- _REQUIRED TASK_
Your task is to copy the listing exactly, with the pictures left out.

_____

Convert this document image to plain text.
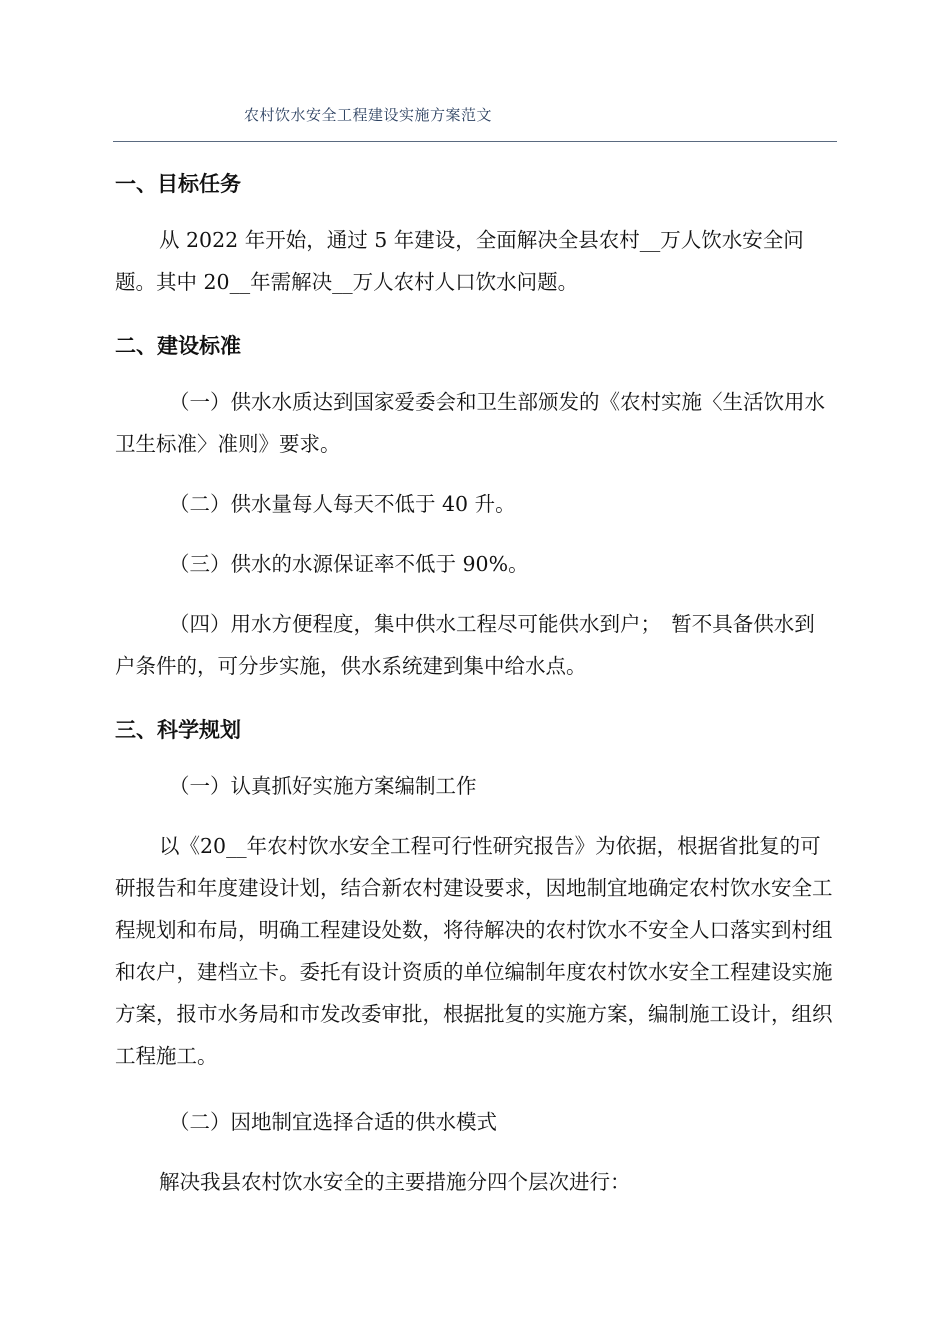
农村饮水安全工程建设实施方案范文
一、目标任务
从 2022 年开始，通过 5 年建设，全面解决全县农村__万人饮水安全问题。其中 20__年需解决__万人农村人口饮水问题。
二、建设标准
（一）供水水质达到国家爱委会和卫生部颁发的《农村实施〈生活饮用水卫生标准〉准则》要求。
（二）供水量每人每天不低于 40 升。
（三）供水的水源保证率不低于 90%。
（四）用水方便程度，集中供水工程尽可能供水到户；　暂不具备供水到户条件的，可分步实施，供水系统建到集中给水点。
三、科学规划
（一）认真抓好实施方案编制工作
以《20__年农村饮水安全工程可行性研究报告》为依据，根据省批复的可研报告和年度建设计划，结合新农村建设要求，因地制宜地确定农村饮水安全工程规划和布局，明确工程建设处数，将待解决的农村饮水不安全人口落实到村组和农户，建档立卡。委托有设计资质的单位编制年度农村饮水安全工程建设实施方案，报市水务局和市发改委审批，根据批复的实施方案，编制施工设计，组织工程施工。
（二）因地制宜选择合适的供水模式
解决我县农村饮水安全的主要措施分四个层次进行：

_____

- _EXPECTED ANSWER_
Convert this document image to plain text.
农村饮水安全工程建设实施方案范文
一、目标任务
从 2022 年开始，通过 5 年建设，全面解决全县农村__万人饮水安全问题。其中 20__年需解决__万人农村人口饮水问题。
二、建设标准
（一）供水水质达到国家爱委会和卫生部颁发的《农村实施〈生活饮用水卫生标准〉准则》要求。
（二）供水量每人每天不低于 40 升。
（三）供水的水源保证率不低于 90%。
（四）用水方便程度，集中供水工程尽可能供水到户；　暂不具备供水到户条件的，可分步实施，供水系统建到集中给水点。
三、科学规划
（一）认真抓好实施方案编制工作
以《20__年农村饮水安全工程可行性研究报告》为依据，根据省批复的可研报告和年度建设计划，结合新农村建设要求，因地制宜地确定农村饮水安全工程规划和布局，明确工程建设处数，将待解决的农村饮水不安全人口落实到村组和农户，建档立卡。委托有设计资质的单位编制年度农村饮水安全工程建设实施方案，报市水务局和市发改委审批，根据批复的实施方案，编制施工设计，组织工程施工。
（二）因地制宜选择合适的供水模式
解决我县农村饮水安全的主要措施分四个层次进行：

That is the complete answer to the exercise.